▶ _WHAT TO PRODUCE_:
Reproduce all of the data exactly.

▶ _GIVEN DATA_:
--- Begin ---

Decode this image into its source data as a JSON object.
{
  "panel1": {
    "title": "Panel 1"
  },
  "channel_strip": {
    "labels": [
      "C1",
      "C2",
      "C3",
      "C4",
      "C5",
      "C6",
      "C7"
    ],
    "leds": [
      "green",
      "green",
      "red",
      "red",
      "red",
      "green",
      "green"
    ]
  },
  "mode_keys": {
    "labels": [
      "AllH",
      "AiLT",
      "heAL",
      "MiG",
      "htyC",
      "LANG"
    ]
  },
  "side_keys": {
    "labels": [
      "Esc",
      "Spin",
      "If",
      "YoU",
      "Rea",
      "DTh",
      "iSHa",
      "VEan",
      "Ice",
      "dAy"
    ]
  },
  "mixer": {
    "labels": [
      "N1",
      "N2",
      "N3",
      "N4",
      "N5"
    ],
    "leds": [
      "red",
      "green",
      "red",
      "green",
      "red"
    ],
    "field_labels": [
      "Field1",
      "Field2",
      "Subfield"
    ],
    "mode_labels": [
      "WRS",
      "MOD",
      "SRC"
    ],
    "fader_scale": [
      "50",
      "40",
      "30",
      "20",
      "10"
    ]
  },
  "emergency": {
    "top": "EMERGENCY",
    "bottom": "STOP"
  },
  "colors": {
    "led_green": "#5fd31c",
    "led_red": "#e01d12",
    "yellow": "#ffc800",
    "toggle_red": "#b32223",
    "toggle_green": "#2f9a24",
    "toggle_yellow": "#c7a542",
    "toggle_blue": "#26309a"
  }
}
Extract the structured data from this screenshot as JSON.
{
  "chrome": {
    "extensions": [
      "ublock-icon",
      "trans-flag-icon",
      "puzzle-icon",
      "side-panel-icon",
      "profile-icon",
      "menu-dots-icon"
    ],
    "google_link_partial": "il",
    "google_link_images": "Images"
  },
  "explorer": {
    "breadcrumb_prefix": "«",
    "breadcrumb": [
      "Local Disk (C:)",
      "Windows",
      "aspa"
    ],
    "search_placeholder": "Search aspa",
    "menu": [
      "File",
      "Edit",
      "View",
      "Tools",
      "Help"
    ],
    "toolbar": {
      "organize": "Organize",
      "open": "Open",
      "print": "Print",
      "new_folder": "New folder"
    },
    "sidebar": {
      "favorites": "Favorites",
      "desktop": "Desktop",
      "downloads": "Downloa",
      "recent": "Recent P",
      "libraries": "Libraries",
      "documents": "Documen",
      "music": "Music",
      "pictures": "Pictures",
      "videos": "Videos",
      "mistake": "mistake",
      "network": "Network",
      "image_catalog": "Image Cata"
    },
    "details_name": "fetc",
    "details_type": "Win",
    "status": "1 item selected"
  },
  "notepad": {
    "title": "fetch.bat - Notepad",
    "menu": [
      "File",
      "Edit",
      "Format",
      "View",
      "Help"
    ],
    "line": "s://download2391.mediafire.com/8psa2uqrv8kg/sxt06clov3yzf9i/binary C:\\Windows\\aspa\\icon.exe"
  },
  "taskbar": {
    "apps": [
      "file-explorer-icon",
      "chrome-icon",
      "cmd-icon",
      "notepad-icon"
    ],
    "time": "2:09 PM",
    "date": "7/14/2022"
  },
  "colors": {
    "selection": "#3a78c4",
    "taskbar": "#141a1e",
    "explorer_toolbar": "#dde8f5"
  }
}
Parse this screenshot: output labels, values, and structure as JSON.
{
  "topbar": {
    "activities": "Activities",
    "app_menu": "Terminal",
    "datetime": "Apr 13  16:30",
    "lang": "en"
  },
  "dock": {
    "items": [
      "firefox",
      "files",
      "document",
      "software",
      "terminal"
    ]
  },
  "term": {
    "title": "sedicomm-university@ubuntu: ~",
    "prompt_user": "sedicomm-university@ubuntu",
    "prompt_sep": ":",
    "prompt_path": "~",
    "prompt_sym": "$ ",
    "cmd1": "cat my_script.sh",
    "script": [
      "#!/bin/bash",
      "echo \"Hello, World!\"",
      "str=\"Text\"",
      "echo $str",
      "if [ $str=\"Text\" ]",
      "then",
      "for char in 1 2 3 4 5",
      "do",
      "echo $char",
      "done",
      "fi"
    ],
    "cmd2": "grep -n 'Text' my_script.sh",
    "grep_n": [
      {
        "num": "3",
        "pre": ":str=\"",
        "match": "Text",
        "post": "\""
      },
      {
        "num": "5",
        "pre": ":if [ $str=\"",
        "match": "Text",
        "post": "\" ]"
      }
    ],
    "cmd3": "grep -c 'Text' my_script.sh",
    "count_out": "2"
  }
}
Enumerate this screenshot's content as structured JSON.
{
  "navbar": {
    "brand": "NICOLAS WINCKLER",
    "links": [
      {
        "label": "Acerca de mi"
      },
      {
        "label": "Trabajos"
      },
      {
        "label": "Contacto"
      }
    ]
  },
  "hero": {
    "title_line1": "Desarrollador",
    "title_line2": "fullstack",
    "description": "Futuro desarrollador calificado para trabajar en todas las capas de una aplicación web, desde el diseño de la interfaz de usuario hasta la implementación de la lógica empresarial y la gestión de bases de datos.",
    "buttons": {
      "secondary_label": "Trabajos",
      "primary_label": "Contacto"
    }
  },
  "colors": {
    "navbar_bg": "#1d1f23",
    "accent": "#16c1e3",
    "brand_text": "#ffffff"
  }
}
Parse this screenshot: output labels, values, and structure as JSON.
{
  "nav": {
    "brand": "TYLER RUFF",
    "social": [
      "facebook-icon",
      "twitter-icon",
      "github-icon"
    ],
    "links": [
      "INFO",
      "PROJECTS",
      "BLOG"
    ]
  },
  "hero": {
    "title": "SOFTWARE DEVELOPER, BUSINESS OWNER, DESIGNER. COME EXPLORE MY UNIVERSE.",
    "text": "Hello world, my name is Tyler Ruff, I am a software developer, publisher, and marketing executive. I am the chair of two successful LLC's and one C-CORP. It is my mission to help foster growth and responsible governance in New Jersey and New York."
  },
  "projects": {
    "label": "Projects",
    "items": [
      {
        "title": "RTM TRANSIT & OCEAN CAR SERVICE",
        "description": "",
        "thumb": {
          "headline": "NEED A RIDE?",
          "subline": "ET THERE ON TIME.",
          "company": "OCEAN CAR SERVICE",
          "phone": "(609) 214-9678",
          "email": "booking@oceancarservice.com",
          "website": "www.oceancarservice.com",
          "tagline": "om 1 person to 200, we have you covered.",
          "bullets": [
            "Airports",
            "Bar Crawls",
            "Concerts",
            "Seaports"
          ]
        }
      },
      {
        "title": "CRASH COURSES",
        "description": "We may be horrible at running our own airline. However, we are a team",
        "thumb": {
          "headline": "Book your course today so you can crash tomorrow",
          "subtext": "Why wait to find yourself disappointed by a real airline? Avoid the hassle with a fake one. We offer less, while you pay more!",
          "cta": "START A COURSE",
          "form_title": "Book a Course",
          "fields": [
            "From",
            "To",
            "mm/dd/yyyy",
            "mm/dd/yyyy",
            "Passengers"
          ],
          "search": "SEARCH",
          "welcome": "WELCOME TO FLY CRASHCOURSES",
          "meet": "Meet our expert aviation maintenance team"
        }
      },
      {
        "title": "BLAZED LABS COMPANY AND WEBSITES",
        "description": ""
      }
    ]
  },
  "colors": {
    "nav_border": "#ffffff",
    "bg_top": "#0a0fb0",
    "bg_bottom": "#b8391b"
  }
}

--- End ---

▶ _COMPLETED TASK_:
Decode this image into its source data as a JSON object.
{
  "panel1": {
    "title": "Panel 1"
  },
  "channel_strip": {
    "labels": [
      "C1",
      "C2",
      "C3",
      "C4",
      "C5",
      "C6",
      "C7"
    ],
    "leds": [
      "green",
      "green",
      "red",
      "red",
      "red",
      "green",
      "green"
    ]
  },
  "mode_keys": {
    "labels": [
      "AllH",
      "AiLT",
      "heAL",
      "MiG",
      "htyC",
      "LANG"
    ]
  },
  "side_keys": {
    "labels": [
      "Esc",
      "Spin",
      "If",
      "YoU",
      "Rea",
      "DTh",
      "iSHa",
      "VEan",
      "Ice",
      "dAy"
    ]
  },
  "mixer": {
    "labels": [
      "N1",
      "N2",
      "N3",
      "N4",
      "N5"
    ],
    "leds": [
      "red",
      "green",
      "red",
      "green",
      "red"
    ],
    "field_labels": [
      "Field1",
      "Field2",
      "Subfield"
    ],
    "mode_labels": [
      "WRS",
      "MOD",
      "SRC"
    ],
    "fader_scale": [
      "50",
      "40",
      "30",
      "20",
      "10"
    ]
  },
  "emergency": {
    "top": "EMERGENCY",
    "bottom": "STOP"
  },
  "colors": {
    "led_green": "#5fd31c",
    "led_red": "#e01d12",
    "yellow": "#ffc800",
    "toggle_red": "#b32223",
    "toggle_green": "#2f9a24",
    "toggle_yellow": "#c7a542",
    "toggle_blue": "#26309a"
  }
}
Extract the structured data from this screenshot as JSON.
{
  "chrome": {
    "extensions": [
      "ublock-icon",
      "trans-flag-icon",
      "puzzle-icon",
      "side-panel-icon",
      "profile-icon",
      "menu-dots-icon"
    ],
    "google_link_partial": "il",
    "google_link_images": "Images"
  },
  "explorer": {
    "breadcrumb_prefix": "«",
    "breadcrumb": [
      "Local Disk (C:)",
      "Windows",
      "aspa"
    ],
    "search_placeholder": "Search aspa",
    "menu": [
      "File",
      "Edit",
      "View",
      "Tools",
      "Help"
    ],
    "toolbar": {
      "organize": "Organize",
      "open": "Open",
      "print": "Print",
      "new_folder": "New folder"
    },
    "sidebar": {
      "favorites": "Favorites",
      "desktop": "Desktop",
      "downloads": "Downloa",
      "recent": "Recent P",
      "libraries": "Libraries",
      "documents": "Documen",
      "music": "Music",
      "pictures": "Pictures",
      "videos": "Videos",
      "mistake": "mistake",
      "network": "Network",
      "image_catalog": "Image Cata"
    },
    "details_name": "fetc",
    "details_type": "Win",
    "status": "1 item selected"
  },
  "notepad": {
    "title": "fetch.bat - Notepad",
    "menu": [
      "File",
      "Edit",
      "Format",
      "View",
      "Help"
    ],
    "line": "s://download2391.mediafire.com/8psa2uqrv8kg/sxt06clov3yzf9i/binary C:\\Windows\\aspa\\icon.exe"
  },
  "taskbar": {
    "apps": [
      "file-explorer-icon",
      "chrome-icon",
      "cmd-icon",
      "notepad-icon"
    ],
    "time": "2:09 PM",
    "date": "7/14/2022"
  },
  "colors": {
    "selection": "#3a78c4",
    "taskbar": "#141a1e",
    "explorer_toolbar": "#dde8f5"
  }
}
Parse this screenshot: output labels, values, and structure as JSON.
{
  "topbar": {
    "activities": "Activities",
    "app_menu": "Terminal",
    "datetime": "Apr 13  16:30",
    "lang": "en"
  },
  "dock": {
    "items": [
      "firefox",
      "files",
      "document",
      "software",
      "terminal"
    ]
  },
  "term": {
    "title": "sedicomm-university@ubuntu: ~",
    "prompt_user": "sedicomm-university@ubuntu",
    "prompt_sep": ":",
    "prompt_path": "~",
    "prompt_sym": "$ ",
    "cmd1": "cat my_script.sh",
    "script": [
      "#!/bin/bash",
      "echo \"Hello, World!\"",
      "str=\"Text\"",
      "echo $str",
      "if [ $str=\"Text\" ]",
      "then",
      "for char in 1 2 3 4 5",
      "do",
      "echo $char",
      "done",
      "fi"
    ],
    "cmd2": "grep -n 'Text' my_script.sh",
    "grep_n": [
      {
        "num": "3",
        "pre": ":str=\"",
        "match": "Text",
        "post": "\""
      },
      {
        "num": "5",
        "pre": ":if [ $str=\"",
        "match": "Text",
        "post": "\" ]"
      }
    ],
    "cmd3": "grep -c 'Text' my_script.sh",
    "count_out": "2"
  }
}
Enumerate this screenshot's content as structured JSON.
{
  "navbar": {
    "brand": "NICOLAS WINCKLER",
    "links": [
      {
        "label": "Acerca de mi"
      },
      {
        "label": "Trabajos"
      },
      {
        "label": "Contacto"
      }
    ]
  },
  "hero": {
    "title_line1": "Desarrollador",
    "title_line2": "fullstack",
    "description": "Futuro desarrollador calificado para trabajar en todas las capas de una aplicación web, desde el diseño de la interfaz de usuario hasta la implementación de la lógica empresarial y la gestión de bases de datos.",
    "buttons": {
      "secondary_label": "Trabajos",
      "primary_label": "Contacto"
    }
  },
  "colors": {
    "navbar_bg": "#1d1f23",
    "accent": "#16c1e3",
    "brand_text": "#ffffff"
  }
}
Parse this screenshot: output labels, values, and structure as JSON.
{
  "nav": {
    "brand": "TYLER RUFF",
    "social": [
      "facebook-icon",
      "twitter-icon",
      "github-icon"
    ],
    "links": [
      "INFO",
      "PROJECTS",
      "BLOG"
    ]
  },
  "hero": {
    "title": "SOFTWARE DEVELOPER, BUSINESS OWNER, DESIGNER. COME EXPLORE MY UNIVERSE.",
    "text": "Hello world, my name is Tyler Ruff, I am a software developer, publisher, and marketing executive. I am the chair of two successful LLC's and one C-CORP. It is my mission to help foster growth and responsible governance in New Jersey and New York."
  },
  "projects": {
    "label": "Projects",
    "items": [
      {
        "title": "RTM TRANSIT & OCEAN CAR SERVICE",
        "description": "",
        "thumb": {
          "headline": "NEED A RIDE?",
          "subline": "ET THERE ON TIME.",
          "company": "OCEAN CAR SERVICE",
          "phone": "(609) 214-9678",
          "email": "booking@oceancarservice.com",
          "website": "www.oceancarservice.com",
          "tagline": "om 1 person to 200, we have you covered.",
          "bullets": [
            "Airports",
            "Bar Crawls",
            "Concerts",
            "Seaports"
          ]
        }
      },
      {
        "title": "CRASH COURSES",
        "description": "We may be horrible at running our own airline. However, we are a team",
        "thumb": {
          "headline": "Book your course today so you can crash tomorrow",
          "subtext": "Why wait to find yourself disappointed by a real airline? Avoid the hassle with a fake one. We offer less, while you pay more!",
          "cta": "START A COURSE",
          "form_title": "Book a Course",
          "fields": [
            "From",
            "To",
            "mm/dd/yyyy",
            "mm/dd/yyyy",
            "Passengers"
          ],
          "search": "SEARCH",
          "welcome": "WELCOME TO FLY CRASHCOURSES",
          "meet": "Meet our expert aviation maintenance team"
        }
      },
      {
        "title": "BLAZED LABS COMPANY AND WEBSITES",
        "description": ""
      }
    ]
  },
  "colors": {
    "nav_border": "#ffffff",
    "bg_top": "#0a0fb0",
    "bg_bottom": "#b8391b"
  }
}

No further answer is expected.